- Prompt
Write each line of the items below as a JSON list of strings, one string per line, leaving out blank lines and the pictures.

= = = = =

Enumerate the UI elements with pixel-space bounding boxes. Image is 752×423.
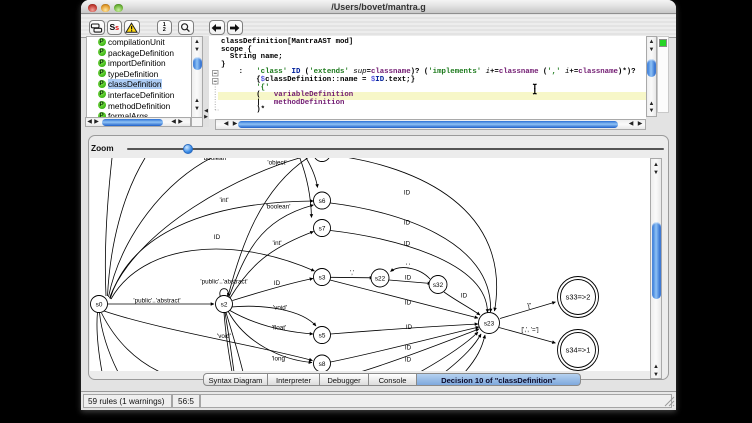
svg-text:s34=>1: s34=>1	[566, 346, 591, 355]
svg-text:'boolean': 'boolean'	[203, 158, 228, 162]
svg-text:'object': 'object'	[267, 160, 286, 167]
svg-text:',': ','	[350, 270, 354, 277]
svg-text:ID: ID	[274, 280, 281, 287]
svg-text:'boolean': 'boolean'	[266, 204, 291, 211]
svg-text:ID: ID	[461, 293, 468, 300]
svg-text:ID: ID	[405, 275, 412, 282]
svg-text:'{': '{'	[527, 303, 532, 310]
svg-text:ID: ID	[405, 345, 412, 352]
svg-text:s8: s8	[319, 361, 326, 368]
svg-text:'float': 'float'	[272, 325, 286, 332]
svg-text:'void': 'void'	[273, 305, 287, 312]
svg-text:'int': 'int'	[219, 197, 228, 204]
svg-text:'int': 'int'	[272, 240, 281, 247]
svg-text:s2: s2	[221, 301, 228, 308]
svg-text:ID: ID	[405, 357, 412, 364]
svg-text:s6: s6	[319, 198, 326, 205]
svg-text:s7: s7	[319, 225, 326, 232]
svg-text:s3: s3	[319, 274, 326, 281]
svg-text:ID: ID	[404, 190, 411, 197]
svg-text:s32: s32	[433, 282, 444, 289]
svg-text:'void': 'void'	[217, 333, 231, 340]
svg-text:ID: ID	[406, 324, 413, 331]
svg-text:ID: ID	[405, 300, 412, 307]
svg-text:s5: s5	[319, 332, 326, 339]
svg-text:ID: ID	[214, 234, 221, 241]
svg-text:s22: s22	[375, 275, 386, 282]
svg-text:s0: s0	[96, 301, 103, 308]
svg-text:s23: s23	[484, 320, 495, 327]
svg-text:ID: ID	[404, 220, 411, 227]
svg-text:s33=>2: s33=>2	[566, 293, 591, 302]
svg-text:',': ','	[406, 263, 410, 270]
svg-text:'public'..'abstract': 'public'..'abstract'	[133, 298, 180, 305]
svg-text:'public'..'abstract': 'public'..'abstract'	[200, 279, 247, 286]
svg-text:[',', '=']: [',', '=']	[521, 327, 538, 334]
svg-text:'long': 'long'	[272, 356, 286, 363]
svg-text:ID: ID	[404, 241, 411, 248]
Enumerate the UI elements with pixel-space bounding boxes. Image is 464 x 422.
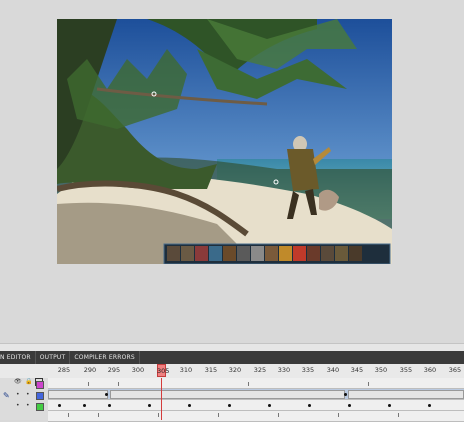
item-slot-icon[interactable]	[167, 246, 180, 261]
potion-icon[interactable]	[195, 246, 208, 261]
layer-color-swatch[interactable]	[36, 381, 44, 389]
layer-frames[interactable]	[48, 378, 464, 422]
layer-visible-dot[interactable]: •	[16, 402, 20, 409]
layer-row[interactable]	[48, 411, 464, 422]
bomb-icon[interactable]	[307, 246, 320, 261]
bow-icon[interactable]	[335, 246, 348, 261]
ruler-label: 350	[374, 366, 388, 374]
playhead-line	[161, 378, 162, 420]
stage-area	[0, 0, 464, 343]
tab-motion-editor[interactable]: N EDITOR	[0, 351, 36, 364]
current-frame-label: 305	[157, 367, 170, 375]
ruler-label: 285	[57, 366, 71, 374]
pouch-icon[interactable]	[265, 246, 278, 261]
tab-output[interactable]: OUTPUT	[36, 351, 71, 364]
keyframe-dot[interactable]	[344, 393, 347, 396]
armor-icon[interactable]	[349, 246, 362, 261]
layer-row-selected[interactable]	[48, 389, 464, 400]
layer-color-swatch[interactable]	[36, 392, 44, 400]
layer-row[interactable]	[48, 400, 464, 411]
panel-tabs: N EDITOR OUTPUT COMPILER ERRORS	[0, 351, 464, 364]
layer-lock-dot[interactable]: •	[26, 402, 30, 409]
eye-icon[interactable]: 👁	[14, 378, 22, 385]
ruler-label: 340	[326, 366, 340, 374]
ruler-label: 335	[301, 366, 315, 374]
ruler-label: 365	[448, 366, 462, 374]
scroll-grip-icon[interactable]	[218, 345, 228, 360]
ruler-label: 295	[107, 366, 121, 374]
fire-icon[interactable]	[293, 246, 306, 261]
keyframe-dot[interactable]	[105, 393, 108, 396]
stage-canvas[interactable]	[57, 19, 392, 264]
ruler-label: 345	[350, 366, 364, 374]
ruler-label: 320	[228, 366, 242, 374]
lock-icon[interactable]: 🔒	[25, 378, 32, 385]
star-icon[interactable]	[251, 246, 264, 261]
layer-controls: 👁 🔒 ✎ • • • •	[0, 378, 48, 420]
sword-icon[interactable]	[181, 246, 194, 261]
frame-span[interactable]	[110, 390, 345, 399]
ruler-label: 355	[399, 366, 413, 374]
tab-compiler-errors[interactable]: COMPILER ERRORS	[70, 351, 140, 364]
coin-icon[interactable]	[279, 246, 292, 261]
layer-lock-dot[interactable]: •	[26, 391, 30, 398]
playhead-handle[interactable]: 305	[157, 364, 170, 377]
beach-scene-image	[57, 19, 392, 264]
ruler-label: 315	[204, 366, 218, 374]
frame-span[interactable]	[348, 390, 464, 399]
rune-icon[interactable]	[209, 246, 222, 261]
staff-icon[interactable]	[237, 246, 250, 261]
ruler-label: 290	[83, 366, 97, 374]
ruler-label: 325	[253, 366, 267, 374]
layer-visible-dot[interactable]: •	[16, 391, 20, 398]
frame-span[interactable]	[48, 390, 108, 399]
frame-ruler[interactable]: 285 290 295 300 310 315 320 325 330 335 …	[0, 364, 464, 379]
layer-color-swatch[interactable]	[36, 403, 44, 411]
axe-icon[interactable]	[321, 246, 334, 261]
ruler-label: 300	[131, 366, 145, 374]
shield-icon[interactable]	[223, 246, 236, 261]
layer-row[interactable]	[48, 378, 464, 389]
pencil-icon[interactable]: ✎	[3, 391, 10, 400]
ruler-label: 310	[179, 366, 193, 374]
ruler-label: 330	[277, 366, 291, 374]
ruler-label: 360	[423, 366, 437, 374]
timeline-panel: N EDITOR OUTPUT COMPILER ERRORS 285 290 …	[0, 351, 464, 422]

= = = = =

- Exercise answer
[
  "Enumerate the UI elements with pixel-space bounding boxes. Image is 752×423.",
  "svg-text:s34=>1: s34=>1\t[566, 346, 591, 355]",
  "svg-text:'boolean': 'boolean'\t[203, 158, 228, 162]",
  "svg-text:'object': 'object'\t[267, 160, 286, 167]",
  "svg-text:',': ','\t[350, 270, 354, 277]",
  "svg-text:ID: ID\t[274, 280, 281, 287]",
  "svg-text:'boolean': 'boolean'\t[266, 204, 291, 211]",
  "svg-text:ID: ID\t[461, 293, 468, 300]",
  "svg-text:ID: ID\t[405, 275, 412, 282]",
  "svg-text:'{': '{'\t[527, 303, 532, 310]",
  "svg-text:ID: ID\t[405, 345, 412, 352]",
  "svg-text:s8: s8\t[319, 361, 326, 368]",
  "svg-text:'float': 'float'\t[272, 325, 286, 332]",
  "svg-text:'void': 'void'\t[273, 305, 287, 312]",
  "svg-text:'int': 'int'\t[219, 197, 228, 204]",
  "svg-text:'int': 'int'\t[272, 240, 281, 247]",
  "svg-text:s2: s2\t[221, 301, 228, 308]",
  "svg-text:ID: ID\t[405, 357, 412, 364]",
  "svg-text:s6: s6\t[319, 198, 326, 205]",
  "svg-text:s7: s7\t[319, 225, 326, 232]",
  "svg-text:s3: s3\t[319, 274, 326, 281]",
  "svg-text:ID: ID\t[404, 190, 411, 197]",
  "svg-text:s32: s32\t[433, 282, 444, 289]",
  "svg-text:'void': 'void'\t[217, 333, 231, 340]",
  "svg-text:ID: ID\t[406, 324, 413, 331]",
  "svg-text:ID: ID\t[405, 300, 412, 307]",
  "svg-text:s5: s5\t[319, 332, 326, 339]",
  "svg-text:ID: ID\t[214, 234, 221, 241]",
  "svg-text:s22: s22\t[375, 275, 386, 282]",
  "svg-text:s0: s0\t[96, 301, 103, 308]",
  "svg-text:s23: s23\t[484, 320, 495, 327]",
  "svg-text:ID: ID\t[404, 220, 411, 227]",
  "svg-text:s33=>2: s33=>2\t[566, 293, 591, 302]",
  "svg-text:',': ','\t[406, 263, 410, 270]",
  "svg-text:'public'..'abstract': 'public'..'abstract'\t[133, 298, 180, 305]",
  "svg-text:'public'..'abstract': 'public'..'abstract'\t[200, 279, 247, 286]",
  "svg-text:[',', '=']: [',', '=']\t[521, 327, 538, 334]",
  "svg-text:'long': 'long'\t[272, 356, 286, 363]",
  "svg-text:ID: ID\t[404, 241, 411, 248]",
  "Enumerate the UI elements with pixel-space bounding boxes. Image is 464 x 422.",
  "item-slot-icon[interactable]\t[167, 246, 180, 261]",
  "potion-icon[interactable]\t[195, 246, 208, 261]",
  "layer-color-swatch[interactable]\t[36, 381, 44, 389]",
  "layer-frames[interactable]\t[48, 378, 464, 422]",
  "layer-visible-dot[interactable]: •\t[16, 402, 20, 409]",
  "layer-row[interactable]\t[48, 411, 464, 422]",
  "bomb-icon[interactable]\t[307, 246, 320, 261]",
  "bow-icon[interactable]\t[335, 246, 348, 261]",
  "ruler-label: 350\t[374, 366, 388, 374]",
  "playhead-line\t[161, 378, 162, 420]",
  "stage-area\t[0, 0, 464, 343]",
  "tab-motion-editor[interactable]: N EDITOR\t[0, 351, 36, 364]",
  "current-frame-label: 305\t[157, 367, 170, 375]",
  "ruler-label: 285\t[57, 366, 71, 374]",
  "pouch-icon[interactable]\t[265, 246, 278, 261]",
  "tab-output[interactable]: OUTPUT\t[36, 351, 71, 364]",
  "keyframe-dot[interactable]\t[344, 393, 347, 396]",
  "armor-icon[interactable]\t[349, 246, 362, 261]",
  "layer-row-selected[interactable]\t[48, 389, 464, 400]",
  "layer-color-swatch[interactable]\t[36, 392, 44, 400]",
  "layer-row[interactable]\t[48, 400, 464, 411]",
  "panel-tabs: N EDITOR OUTPUT COMPILER ERRORS\t[0, 351, 464, 364]",
  "layer-lock-dot[interactable]: •\t[26, 402, 30, 409]",
  "eye-icon[interactable]: 👁\t[14, 378, 22, 385]",
  "ruler-label: 340\t[326, 366, 340, 374]",
  "ruler-label: 335\t[301, 366, 315, 374]",
  "ruler-label: 365\t[448, 366, 462, 374]",
  "scroll-grip-icon[interactable]\t[218, 345, 228, 360]",
  "ruler-label: 295\t[107, 366, 121, 374]",
  "fire-icon[interactable]\t[293, 246, 306, 261]",
  "keyframe-dot[interactable]\t[105, 393, 108, 396]",
  "stage-canvas[interactable]\t[57, 19, 392, 264]",
  "ruler-label: 345\t[350, 366, 364, 374]",
  "ruler-label: 320\t[228, 366, 242, 374]",
  "lock-icon[interactable]: 🔒\t[25, 378, 32, 385]",
  "star-icon[interactable]\t[251, 246, 264, 261]",
  "layer-controls: 👁 🔒 ✎ • • • •\t[0, 378, 48, 420]",
  "sword-icon[interactable]\t[181, 246, 194, 261]",
  "frame-span[interactable]\t[110, 390, 345, 399]",
  "ruler-label: 355\t[399, 366, 413, 374]",
  "tab-compiler-errors[interactable]: COMPILER ERRORS\t[70, 351, 140, 364]",
  "coin-icon[interactable]\t[279, 246, 292, 261]",
  "layer-lock-dot[interactable]: •\t[26, 391, 30, 398]",
  "playhead-handle[interactable]: 305\t[157, 364, 170, 377]",
  "beach-scene-image\t[57, 19, 392, 264]",
  "ruler-label: 315\t[204, 366, 218, 374]",
  "frame-span[interactable]\t[348, 390, 464, 399]",
  "rune-icon[interactable]\t[209, 246, 222, 261]",
  "staff-icon[interactable]\t[237, 246, 250, 261]",
  "ruler-label: 290\t[83, 366, 97, 374]",
  "ruler-label: 325\t[253, 366, 267, 374]",
  "layer-visible-dot[interactable]: •\t[16, 391, 20, 398]",
  "frame-span[interactable]\t[48, 390, 108, 399]",
  "frame-ruler[interactable]: 285 290 295 300 310 315 320 325 330 335 …\t[0, 364, 464, 379]",
  "layer-color-swatch[interactable]\t[36, 403, 44, 411]",
  "axe-icon[interactable]\t[321, 246, 334, 261]",
  "ruler-label: 300\t[131, 366, 145, 374]",
  "shield-icon[interactable]\t[223, 246, 236, 261]",
  "layer-row[interactable]\t[48, 378, 464, 389]",
  "pencil-icon[interactable]: ✎\t[3, 391, 10, 400]",
  "ruler-label: 310\t[179, 366, 193, 374]",
  "ruler-label: 330\t[277, 366, 291, 374]",
  "ruler-label: 360\t[423, 366, 437, 374]",
  "timeline-panel: N EDITOR OUTPUT COMPILER ERRORS 285 290 …\t[0, 351, 464, 422]"
]